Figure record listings

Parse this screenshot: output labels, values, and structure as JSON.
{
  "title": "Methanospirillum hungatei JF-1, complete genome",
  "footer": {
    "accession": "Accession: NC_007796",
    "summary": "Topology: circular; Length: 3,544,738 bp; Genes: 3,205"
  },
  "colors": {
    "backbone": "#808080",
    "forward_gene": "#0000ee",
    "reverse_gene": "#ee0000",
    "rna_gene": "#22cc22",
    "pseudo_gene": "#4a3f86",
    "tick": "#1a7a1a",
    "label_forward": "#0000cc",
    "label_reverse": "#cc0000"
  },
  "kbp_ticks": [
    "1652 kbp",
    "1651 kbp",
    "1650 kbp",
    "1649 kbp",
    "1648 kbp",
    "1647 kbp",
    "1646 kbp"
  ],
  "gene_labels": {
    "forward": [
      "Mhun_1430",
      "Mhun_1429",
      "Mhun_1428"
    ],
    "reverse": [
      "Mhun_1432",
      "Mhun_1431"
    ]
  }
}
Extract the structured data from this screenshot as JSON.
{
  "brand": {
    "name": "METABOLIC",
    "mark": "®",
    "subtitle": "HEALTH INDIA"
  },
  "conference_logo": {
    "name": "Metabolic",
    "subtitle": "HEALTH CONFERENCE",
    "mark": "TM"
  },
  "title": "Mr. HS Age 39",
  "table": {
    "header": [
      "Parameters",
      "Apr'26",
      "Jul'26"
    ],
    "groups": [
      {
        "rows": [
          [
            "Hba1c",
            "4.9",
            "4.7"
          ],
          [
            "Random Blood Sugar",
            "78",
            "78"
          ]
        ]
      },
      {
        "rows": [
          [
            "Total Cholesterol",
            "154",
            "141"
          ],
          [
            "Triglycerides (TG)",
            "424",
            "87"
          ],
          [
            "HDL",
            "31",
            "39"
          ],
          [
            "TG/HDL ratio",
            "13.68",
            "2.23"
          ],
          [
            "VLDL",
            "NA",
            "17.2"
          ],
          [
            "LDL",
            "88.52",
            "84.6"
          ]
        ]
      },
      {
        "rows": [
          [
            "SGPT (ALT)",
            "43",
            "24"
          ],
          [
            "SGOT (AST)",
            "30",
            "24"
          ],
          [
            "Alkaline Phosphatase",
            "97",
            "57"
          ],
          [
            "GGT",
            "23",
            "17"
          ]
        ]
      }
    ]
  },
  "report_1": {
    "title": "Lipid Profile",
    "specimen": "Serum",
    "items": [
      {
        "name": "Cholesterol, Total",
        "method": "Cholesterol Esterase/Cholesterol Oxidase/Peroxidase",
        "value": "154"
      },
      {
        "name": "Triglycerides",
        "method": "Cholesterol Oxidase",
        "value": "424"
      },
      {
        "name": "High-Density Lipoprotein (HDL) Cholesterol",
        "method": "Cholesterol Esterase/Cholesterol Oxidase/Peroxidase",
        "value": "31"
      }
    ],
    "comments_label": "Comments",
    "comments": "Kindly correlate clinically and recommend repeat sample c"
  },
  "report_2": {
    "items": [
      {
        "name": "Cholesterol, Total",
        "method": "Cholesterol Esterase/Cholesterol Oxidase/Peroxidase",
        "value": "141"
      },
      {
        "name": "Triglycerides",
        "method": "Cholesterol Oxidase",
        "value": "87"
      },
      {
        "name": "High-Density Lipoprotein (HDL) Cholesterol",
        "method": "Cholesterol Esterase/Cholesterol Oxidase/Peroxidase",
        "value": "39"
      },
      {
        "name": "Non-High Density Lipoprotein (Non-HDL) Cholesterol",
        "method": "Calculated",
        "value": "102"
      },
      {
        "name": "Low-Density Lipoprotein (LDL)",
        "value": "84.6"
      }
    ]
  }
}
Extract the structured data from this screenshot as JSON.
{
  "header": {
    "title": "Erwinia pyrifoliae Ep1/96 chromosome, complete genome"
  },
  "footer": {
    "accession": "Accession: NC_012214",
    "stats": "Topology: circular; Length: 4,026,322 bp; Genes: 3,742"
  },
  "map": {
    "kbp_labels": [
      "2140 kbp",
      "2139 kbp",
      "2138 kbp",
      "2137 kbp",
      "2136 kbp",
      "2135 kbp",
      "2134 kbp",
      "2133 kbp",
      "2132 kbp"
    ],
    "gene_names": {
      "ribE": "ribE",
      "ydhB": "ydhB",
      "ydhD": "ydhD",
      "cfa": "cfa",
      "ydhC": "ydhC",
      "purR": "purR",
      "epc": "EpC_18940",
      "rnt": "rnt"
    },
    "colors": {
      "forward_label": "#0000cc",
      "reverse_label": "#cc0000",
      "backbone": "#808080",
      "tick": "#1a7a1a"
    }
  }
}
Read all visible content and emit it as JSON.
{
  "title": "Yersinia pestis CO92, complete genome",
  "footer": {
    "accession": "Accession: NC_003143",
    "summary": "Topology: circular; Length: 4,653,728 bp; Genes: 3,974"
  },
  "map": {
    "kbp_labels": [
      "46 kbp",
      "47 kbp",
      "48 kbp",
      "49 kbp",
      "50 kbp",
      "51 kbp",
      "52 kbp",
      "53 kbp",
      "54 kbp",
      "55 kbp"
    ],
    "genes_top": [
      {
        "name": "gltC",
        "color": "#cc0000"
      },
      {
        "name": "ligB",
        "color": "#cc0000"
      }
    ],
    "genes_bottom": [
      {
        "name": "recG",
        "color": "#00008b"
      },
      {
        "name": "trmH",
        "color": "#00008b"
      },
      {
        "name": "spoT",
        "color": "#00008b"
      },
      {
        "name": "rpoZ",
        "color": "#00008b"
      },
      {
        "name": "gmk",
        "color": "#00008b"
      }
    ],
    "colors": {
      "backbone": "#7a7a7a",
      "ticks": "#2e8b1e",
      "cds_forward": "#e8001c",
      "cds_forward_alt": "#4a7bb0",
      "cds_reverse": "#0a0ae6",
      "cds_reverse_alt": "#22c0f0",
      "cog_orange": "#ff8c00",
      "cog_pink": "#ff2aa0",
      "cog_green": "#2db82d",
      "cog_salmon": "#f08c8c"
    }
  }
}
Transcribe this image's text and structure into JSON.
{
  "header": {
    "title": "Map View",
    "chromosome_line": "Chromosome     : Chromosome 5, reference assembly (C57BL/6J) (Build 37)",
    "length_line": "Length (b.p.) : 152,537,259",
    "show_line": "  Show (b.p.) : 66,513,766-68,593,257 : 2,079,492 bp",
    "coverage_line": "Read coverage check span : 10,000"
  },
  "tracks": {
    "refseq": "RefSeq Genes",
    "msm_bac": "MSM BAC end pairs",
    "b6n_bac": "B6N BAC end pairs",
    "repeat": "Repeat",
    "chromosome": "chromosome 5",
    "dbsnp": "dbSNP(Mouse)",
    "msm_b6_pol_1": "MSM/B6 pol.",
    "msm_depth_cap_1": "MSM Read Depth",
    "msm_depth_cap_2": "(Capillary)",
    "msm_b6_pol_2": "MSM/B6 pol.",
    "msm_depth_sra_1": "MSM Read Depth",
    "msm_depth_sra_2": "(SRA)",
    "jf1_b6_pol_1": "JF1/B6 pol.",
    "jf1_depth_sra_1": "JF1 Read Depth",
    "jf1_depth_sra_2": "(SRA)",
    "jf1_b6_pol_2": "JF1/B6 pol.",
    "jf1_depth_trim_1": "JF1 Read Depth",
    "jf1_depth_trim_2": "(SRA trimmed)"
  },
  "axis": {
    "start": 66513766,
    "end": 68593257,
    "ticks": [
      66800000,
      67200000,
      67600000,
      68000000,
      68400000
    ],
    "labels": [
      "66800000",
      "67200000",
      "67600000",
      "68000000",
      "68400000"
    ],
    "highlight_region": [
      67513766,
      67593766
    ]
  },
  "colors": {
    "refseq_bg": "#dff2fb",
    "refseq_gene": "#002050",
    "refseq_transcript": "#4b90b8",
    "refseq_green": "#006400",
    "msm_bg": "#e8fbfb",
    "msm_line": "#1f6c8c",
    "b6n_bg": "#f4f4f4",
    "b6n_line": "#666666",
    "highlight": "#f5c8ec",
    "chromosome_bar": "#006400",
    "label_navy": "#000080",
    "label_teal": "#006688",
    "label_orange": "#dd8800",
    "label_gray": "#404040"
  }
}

What is required
From the line containing "Transcribe this image's" down to the last line of the data above, copy every line exactly; leave out all other lines.

Written solution
Transcribe this image's text and structure into JSON.
{
  "header": {
    "title": "Map View",
    "chromosome_line": "Chromosome     : Chromosome 5, reference assembly (C57BL/6J) (Build 37)",
    "length_line": "Length (b.p.) : 152,537,259",
    "show_line": "  Show (b.p.) : 66,513,766-68,593,257 : 2,079,492 bp",
    "coverage_line": "Read coverage check span : 10,000"
  },
  "tracks": {
    "refseq": "RefSeq Genes",
    "msm_bac": "MSM BAC end pairs",
    "b6n_bac": "B6N BAC end pairs",
    "repeat": "Repeat",
    "chromosome": "chromosome 5",
    "dbsnp": "dbSNP(Mouse)",
    "msm_b6_pol_1": "MSM/B6 pol.",
    "msm_depth_cap_1": "MSM Read Depth",
    "msm_depth_cap_2": "(Capillary)",
    "msm_b6_pol_2": "MSM/B6 pol.",
    "msm_depth_sra_1": "MSM Read Depth",
    "msm_depth_sra_2": "(SRA)",
    "jf1_b6_pol_1": "JF1/B6 pol.",
    "jf1_depth_sra_1": "JF1 Read Depth",
    "jf1_depth_sra_2": "(SRA)",
    "jf1_b6_pol_2": "JF1/B6 pol.",
    "jf1_depth_trim_1": "JF1 Read Depth",
    "jf1_depth_trim_2": "(SRA trimmed)"
  },
  "axis": {
    "start": 66513766,
    "end": 68593257,
    "ticks": [
      66800000,
      67200000,
      67600000,
      68000000,
      68400000
    ],
    "labels": [
      "66800000",
      "67200000",
      "67600000",
      "68000000",
      "68400000"
    ],
    "highlight_region": [
      67513766,
      67593766
    ]
  },
  "colors": {
    "refseq_bg": "#dff2fb",
    "refseq_gene": "#002050",
    "refseq_transcript": "#4b90b8",
    "refseq_green": "#006400",
    "msm_bg": "#e8fbfb",
    "msm_line": "#1f6c8c",
    "b6n_bg": "#f4f4f4",
    "b6n_line": "#666666",
    "highlight": "#f5c8ec",
    "chromosome_bar": "#006400",
    "label_navy": "#000080",
    "label_teal": "#006688",
    "label_orange": "#dd8800",
    "label_gray": "#404040"
  }
}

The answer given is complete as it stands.